TASK TO CARRY OUT:
Reproduce each of the lines word for word.

****************

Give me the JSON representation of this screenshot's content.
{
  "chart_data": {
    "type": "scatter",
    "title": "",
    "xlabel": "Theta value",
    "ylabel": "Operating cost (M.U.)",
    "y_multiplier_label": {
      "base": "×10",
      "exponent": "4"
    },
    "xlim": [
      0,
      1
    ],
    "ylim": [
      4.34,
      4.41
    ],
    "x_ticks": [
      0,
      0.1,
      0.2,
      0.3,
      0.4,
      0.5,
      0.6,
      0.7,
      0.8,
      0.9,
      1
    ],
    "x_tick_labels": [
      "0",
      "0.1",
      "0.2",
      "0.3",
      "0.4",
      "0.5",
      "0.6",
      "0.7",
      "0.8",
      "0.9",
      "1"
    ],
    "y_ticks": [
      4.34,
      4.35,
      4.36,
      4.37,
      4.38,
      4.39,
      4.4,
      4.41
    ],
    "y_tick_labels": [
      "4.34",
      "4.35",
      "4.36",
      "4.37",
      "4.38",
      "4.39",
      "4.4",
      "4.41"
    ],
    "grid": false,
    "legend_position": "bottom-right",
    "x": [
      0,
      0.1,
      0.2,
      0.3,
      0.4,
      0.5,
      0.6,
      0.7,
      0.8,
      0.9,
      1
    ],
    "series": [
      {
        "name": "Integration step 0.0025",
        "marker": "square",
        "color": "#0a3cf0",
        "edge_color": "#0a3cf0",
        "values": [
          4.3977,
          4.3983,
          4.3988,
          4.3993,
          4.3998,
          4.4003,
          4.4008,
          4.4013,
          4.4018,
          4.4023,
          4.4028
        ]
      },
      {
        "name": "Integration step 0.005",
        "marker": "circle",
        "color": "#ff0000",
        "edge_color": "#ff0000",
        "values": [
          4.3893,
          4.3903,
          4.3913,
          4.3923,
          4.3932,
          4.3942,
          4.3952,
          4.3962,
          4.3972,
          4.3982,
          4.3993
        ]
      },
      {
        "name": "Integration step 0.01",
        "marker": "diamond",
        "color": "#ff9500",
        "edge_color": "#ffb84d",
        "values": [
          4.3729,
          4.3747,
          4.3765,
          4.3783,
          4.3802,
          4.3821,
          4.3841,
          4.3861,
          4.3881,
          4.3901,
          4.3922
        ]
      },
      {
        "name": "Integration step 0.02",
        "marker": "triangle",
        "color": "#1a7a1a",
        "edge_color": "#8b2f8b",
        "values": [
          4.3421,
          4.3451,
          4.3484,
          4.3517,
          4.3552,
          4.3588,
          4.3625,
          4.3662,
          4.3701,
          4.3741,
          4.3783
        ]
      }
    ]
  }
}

****************

FINAL RESULT:
Give me the JSON representation of this screenshot's content.
{
  "chart_data": {
    "type": "scatter",
    "title": "",
    "xlabel": "Theta value",
    "ylabel": "Operating cost (M.U.)",
    "y_multiplier_label": {
      "base": "×10",
      "exponent": "4"
    },
    "xlim": [
      0,
      1
    ],
    "ylim": [
      4.34,
      4.41
    ],
    "x_ticks": [
      0,
      0.1,
      0.2,
      0.3,
      0.4,
      0.5,
      0.6,
      0.7,
      0.8,
      0.9,
      1
    ],
    "x_tick_labels": [
      "0",
      "0.1",
      "0.2",
      "0.3",
      "0.4",
      "0.5",
      "0.6",
      "0.7",
      "0.8",
      "0.9",
      "1"
    ],
    "y_ticks": [
      4.34,
      4.35,
      4.36,
      4.37,
      4.38,
      4.39,
      4.4,
      4.41
    ],
    "y_tick_labels": [
      "4.34",
      "4.35",
      "4.36",
      "4.37",
      "4.38",
      "4.39",
      "4.4",
      "4.41"
    ],
    "grid": false,
    "legend_position": "bottom-right",
    "x": [
      0,
      0.1,
      0.2,
      0.3,
      0.4,
      0.5,
      0.6,
      0.7,
      0.8,
      0.9,
      1
    ],
    "series": [
      {
        "name": "Integration step 0.0025",
        "marker": "square",
        "color": "#0a3cf0",
        "edge_color": "#0a3cf0",
        "values": [
          4.3977,
          4.3983,
          4.3988,
          4.3993,
          4.3998,
          4.4003,
          4.4008,
          4.4013,
          4.4018,
          4.4023,
          4.4028
        ]
      },
      {
        "name": "Integration step 0.005",
        "marker": "circle",
        "color": "#ff0000",
        "edge_color": "#ff0000",
        "values": [
          4.3893,
          4.3903,
          4.3913,
          4.3923,
          4.3932,
          4.3942,
          4.3952,
          4.3962,
          4.3972,
          4.3982,
          4.3993
        ]
      },
      {
        "name": "Integration step 0.01",
        "marker": "diamond",
        "color": "#ff9500",
        "edge_color": "#ffb84d",
        "values": [
          4.3729,
          4.3747,
          4.3765,
          4.3783,
          4.3802,
          4.3821,
          4.3841,
          4.3861,
          4.3881,
          4.3901,
          4.3922
        ]
      },
      {
        "name": "Integration step 0.02",
        "marker": "triangle",
        "color": "#1a7a1a",
        "edge_color": "#8b2f8b",
        "values": [
          4.3421,
          4.3451,
          4.3484,
          4.3517,
          4.3552,
          4.3588,
          4.3625,
          4.3662,
          4.3701,
          4.3741,
          4.3783
        ]
      }
    ]
  }
}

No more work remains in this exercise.